Stored data:
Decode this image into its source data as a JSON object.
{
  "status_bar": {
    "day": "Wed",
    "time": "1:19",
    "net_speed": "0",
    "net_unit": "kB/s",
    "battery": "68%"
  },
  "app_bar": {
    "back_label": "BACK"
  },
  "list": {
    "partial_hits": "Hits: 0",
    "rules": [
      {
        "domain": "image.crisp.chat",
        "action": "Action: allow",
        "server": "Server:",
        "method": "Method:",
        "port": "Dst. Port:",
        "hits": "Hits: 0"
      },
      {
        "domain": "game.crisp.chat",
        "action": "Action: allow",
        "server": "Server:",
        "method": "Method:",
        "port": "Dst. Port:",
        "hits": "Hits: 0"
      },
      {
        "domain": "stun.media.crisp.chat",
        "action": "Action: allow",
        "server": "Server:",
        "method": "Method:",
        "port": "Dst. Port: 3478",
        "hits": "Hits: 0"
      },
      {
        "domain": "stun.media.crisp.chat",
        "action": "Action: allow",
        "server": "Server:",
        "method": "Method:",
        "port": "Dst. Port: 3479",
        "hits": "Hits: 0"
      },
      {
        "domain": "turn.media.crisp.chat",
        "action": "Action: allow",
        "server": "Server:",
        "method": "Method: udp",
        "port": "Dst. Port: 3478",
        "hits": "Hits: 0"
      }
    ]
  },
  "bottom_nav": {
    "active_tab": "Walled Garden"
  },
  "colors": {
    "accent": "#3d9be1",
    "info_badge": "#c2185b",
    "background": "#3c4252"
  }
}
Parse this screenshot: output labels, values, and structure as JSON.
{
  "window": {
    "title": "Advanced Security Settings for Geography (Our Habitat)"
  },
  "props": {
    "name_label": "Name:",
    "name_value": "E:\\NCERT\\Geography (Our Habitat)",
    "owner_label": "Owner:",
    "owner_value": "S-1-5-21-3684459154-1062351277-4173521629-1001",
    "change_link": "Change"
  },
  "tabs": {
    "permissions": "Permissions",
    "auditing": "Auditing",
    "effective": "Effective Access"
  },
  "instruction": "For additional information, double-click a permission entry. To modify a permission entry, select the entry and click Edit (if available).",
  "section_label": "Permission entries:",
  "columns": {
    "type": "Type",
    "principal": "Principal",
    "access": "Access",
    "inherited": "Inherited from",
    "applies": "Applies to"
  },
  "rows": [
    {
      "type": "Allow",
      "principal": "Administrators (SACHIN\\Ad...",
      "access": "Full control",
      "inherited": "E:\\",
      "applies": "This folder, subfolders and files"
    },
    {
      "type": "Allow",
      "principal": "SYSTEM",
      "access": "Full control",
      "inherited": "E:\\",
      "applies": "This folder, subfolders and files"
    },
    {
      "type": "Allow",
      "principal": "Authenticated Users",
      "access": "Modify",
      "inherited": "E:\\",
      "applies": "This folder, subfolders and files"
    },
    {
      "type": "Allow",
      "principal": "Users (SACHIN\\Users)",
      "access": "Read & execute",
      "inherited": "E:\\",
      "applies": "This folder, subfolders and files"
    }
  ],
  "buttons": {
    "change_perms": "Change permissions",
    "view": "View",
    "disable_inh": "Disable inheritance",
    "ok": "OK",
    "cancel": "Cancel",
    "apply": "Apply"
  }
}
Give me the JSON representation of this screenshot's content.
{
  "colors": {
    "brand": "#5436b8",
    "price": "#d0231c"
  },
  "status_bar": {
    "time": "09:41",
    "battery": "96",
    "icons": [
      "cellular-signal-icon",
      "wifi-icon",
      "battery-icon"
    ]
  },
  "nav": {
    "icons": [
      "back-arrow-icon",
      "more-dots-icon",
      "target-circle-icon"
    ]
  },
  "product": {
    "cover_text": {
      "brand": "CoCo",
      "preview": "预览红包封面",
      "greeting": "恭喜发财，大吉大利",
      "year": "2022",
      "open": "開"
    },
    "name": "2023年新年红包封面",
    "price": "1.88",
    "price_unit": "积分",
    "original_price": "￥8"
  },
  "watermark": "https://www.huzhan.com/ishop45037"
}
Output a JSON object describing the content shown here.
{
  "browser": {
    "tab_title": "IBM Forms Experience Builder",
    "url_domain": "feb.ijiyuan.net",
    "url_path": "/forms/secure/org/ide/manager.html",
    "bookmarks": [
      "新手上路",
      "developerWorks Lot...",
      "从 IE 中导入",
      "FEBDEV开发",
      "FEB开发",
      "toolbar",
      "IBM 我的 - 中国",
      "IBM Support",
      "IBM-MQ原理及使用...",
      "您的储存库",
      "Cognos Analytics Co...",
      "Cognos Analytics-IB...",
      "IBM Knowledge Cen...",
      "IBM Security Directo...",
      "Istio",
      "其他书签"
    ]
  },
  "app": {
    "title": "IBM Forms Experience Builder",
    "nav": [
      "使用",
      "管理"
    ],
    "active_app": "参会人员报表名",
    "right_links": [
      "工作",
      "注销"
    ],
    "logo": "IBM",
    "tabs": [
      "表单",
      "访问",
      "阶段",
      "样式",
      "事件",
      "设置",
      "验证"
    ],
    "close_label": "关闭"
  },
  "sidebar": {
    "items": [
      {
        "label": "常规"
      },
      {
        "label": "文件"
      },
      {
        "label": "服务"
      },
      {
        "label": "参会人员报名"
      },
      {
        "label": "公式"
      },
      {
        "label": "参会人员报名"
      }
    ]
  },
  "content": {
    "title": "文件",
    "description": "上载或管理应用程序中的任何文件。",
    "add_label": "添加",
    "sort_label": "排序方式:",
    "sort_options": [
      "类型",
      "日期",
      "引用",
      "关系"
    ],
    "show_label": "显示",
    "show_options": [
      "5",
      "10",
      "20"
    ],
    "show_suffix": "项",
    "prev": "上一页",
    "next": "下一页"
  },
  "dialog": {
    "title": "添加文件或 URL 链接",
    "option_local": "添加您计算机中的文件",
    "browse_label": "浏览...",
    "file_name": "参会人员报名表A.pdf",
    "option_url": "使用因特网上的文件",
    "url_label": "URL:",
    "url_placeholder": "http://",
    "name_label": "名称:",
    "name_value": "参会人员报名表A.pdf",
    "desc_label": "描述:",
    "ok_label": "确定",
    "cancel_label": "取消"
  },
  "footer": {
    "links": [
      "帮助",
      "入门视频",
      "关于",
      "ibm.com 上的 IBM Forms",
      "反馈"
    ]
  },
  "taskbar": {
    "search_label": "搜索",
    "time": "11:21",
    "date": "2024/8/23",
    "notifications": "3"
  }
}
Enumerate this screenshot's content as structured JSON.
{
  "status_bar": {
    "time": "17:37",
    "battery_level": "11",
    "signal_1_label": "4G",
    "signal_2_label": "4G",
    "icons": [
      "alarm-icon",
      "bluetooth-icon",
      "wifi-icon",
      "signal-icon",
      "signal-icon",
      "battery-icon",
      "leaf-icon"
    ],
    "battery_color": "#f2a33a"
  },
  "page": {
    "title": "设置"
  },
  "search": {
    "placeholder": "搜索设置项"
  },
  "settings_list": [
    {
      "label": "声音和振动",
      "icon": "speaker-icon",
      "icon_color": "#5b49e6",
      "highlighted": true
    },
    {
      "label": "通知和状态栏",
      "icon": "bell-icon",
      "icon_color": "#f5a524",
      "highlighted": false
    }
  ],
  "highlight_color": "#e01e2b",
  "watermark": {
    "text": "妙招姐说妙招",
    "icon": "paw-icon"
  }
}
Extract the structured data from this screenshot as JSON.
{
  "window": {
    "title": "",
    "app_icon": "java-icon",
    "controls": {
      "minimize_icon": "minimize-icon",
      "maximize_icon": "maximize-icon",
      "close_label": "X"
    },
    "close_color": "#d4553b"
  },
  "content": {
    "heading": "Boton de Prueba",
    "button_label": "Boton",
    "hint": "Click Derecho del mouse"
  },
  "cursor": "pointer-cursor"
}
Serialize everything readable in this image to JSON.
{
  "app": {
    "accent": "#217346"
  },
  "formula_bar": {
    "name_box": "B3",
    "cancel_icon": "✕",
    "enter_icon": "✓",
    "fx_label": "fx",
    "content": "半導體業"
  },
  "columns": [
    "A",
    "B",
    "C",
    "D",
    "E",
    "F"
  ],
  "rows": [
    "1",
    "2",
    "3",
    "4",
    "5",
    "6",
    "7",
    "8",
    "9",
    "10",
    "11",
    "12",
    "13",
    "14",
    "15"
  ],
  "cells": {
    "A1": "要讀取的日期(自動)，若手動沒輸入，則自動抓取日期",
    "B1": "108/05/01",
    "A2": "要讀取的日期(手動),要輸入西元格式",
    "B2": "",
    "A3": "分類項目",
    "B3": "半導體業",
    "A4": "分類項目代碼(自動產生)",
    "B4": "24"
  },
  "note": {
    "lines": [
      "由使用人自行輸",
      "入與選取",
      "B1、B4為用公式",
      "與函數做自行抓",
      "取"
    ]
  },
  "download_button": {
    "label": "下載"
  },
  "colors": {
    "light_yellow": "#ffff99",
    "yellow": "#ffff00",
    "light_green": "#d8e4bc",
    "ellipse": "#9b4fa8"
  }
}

STATED EXERCISE: Read the entries and show each line that mentions "permissions".

RESULT OF THE TASK:
    "permissions": "Permissions",
    "change_perms": "Change permissions",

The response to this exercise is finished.